### REQUIREMENTS:
Go through the material below and copy all lines with "title".

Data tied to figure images

******************************

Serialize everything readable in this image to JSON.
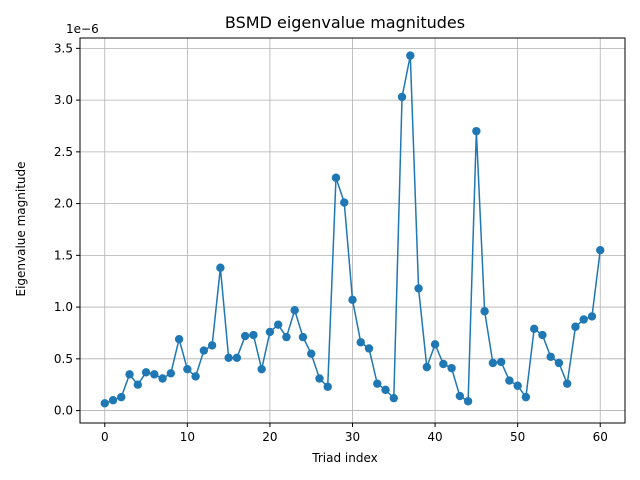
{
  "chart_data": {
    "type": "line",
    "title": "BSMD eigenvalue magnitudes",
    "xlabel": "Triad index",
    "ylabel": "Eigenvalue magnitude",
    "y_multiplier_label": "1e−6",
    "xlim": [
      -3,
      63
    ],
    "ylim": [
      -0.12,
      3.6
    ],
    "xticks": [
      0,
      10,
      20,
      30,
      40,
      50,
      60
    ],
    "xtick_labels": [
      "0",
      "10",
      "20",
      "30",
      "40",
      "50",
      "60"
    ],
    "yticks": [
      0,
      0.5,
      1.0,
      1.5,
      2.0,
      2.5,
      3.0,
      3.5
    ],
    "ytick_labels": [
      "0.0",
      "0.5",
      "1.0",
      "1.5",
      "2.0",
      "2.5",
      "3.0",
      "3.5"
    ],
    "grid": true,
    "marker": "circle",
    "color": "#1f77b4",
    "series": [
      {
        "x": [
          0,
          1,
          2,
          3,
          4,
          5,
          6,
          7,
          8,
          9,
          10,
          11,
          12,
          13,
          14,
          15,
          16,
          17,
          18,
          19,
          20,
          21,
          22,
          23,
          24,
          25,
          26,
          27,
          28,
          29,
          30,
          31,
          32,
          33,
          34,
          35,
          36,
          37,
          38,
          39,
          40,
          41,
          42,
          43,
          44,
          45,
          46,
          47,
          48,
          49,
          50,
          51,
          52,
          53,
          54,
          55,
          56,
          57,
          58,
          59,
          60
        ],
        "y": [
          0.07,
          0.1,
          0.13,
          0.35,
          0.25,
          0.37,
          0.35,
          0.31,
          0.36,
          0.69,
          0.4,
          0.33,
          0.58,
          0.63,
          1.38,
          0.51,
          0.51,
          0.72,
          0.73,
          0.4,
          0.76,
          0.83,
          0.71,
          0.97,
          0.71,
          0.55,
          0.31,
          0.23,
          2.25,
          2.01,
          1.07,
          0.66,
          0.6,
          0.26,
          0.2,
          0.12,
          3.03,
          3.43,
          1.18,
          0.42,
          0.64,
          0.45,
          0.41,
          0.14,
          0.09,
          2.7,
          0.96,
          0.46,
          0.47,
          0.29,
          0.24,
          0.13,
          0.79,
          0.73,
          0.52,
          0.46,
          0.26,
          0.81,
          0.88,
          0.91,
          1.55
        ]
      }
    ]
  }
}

******************************

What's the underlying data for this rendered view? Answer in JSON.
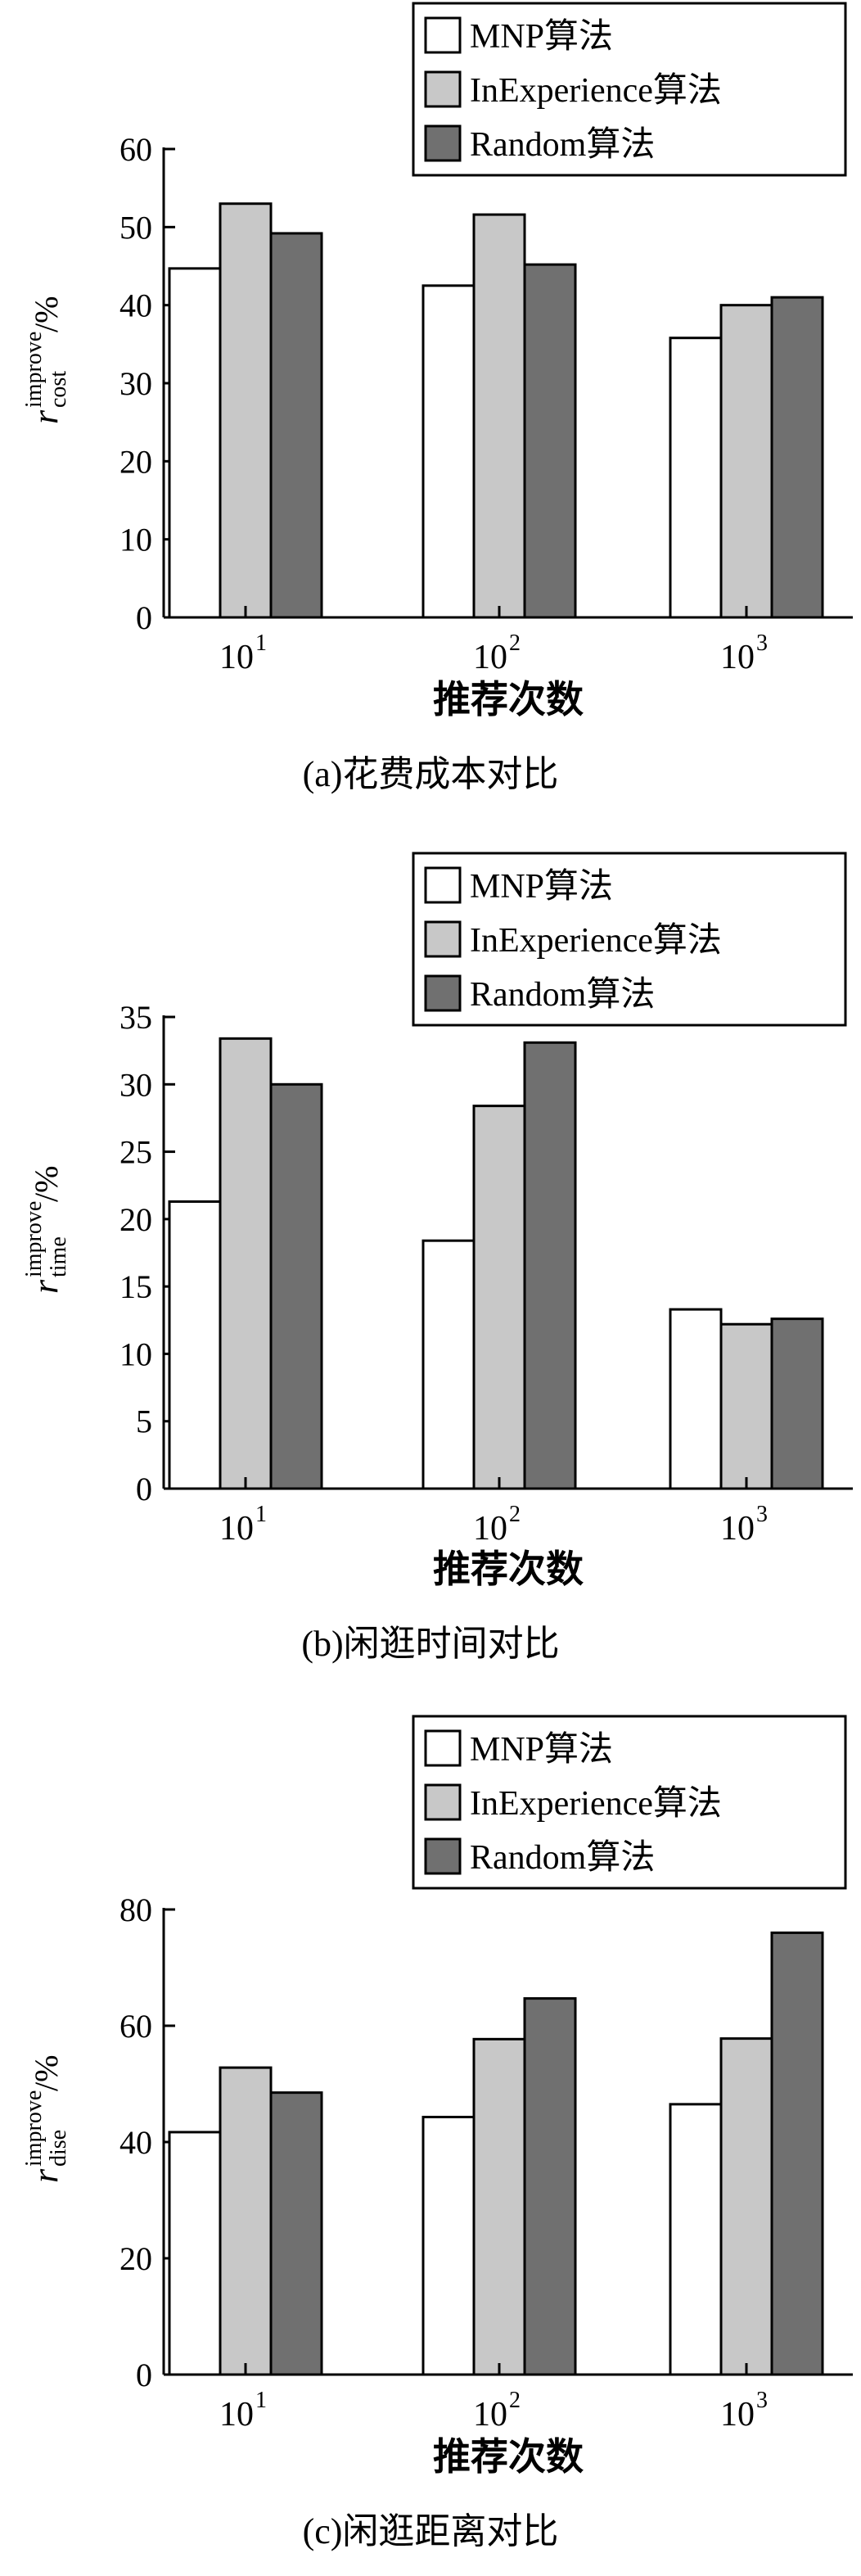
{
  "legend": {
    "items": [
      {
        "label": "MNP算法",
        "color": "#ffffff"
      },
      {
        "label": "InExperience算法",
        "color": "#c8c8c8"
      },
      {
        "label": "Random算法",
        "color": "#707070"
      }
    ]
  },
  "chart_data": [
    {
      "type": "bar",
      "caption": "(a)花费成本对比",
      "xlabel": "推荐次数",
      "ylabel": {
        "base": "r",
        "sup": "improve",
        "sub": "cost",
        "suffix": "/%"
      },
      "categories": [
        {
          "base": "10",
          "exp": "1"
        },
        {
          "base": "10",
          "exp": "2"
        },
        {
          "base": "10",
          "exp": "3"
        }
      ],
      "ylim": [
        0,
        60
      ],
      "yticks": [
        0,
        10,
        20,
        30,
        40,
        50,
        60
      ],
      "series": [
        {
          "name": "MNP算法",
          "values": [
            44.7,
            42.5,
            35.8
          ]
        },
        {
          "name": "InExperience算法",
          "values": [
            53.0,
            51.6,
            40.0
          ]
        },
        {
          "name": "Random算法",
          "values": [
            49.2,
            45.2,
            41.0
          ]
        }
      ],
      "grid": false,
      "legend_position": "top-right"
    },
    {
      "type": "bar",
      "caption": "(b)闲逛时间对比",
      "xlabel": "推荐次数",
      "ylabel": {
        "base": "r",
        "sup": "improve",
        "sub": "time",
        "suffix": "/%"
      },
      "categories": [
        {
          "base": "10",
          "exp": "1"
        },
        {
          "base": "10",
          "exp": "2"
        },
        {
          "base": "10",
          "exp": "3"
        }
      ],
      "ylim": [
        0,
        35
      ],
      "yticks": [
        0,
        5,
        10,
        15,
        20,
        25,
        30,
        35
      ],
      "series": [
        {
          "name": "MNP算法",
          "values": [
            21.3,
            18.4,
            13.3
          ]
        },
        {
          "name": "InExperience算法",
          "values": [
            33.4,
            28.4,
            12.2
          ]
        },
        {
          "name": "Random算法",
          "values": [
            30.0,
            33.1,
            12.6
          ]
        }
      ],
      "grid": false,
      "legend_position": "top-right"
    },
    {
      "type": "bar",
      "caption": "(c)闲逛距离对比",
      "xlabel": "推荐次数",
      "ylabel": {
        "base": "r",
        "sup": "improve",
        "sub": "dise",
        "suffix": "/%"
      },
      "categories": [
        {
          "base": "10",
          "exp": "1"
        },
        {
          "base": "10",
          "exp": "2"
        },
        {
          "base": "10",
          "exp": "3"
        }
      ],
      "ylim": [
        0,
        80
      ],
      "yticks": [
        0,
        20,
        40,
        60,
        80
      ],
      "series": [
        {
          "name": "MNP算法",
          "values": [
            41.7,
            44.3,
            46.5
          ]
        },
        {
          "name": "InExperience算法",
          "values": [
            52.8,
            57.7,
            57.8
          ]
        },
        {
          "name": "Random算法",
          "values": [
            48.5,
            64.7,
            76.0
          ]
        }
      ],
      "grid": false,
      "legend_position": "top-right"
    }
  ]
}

******************************

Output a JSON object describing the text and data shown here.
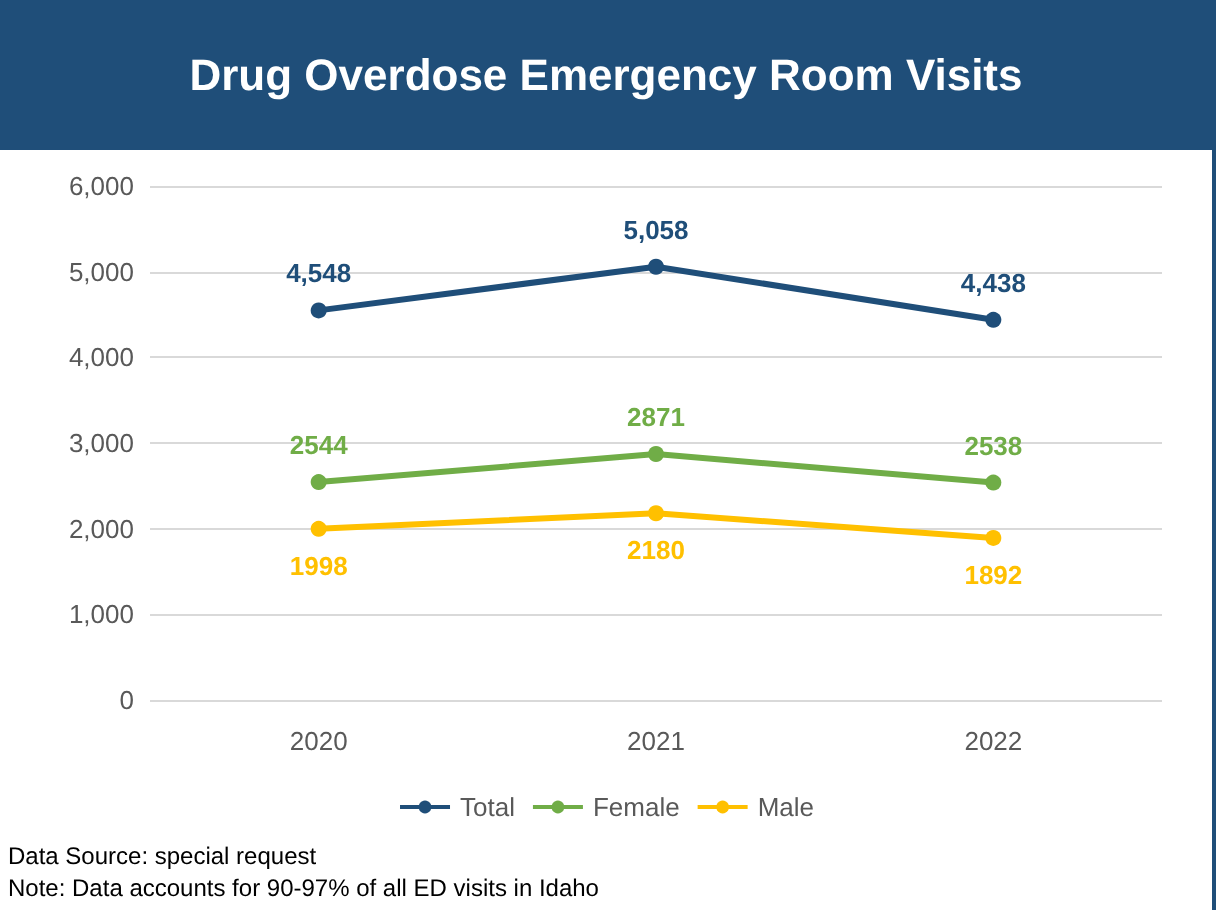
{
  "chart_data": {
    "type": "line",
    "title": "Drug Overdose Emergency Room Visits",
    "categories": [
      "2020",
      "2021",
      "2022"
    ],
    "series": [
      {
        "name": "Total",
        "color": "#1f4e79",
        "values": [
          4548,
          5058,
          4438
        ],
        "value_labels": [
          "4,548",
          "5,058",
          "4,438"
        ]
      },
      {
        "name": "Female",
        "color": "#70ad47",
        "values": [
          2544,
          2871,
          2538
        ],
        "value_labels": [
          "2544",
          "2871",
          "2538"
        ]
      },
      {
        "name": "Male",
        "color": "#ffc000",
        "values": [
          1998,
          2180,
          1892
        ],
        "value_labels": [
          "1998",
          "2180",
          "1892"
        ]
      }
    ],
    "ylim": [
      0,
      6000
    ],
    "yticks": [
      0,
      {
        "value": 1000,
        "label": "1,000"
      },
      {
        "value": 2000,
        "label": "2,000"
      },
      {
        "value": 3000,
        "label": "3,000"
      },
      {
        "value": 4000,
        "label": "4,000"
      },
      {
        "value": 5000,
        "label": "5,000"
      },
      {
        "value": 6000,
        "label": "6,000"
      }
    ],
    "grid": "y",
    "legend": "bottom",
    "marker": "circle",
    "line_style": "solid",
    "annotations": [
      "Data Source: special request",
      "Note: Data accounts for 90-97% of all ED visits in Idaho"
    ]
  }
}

******************************

### RESPONSE TO THIS TASK:
    "title": "BSMD eigenvalue magnitudes",
    "title": "Drug Overdose Emergency Room Visits",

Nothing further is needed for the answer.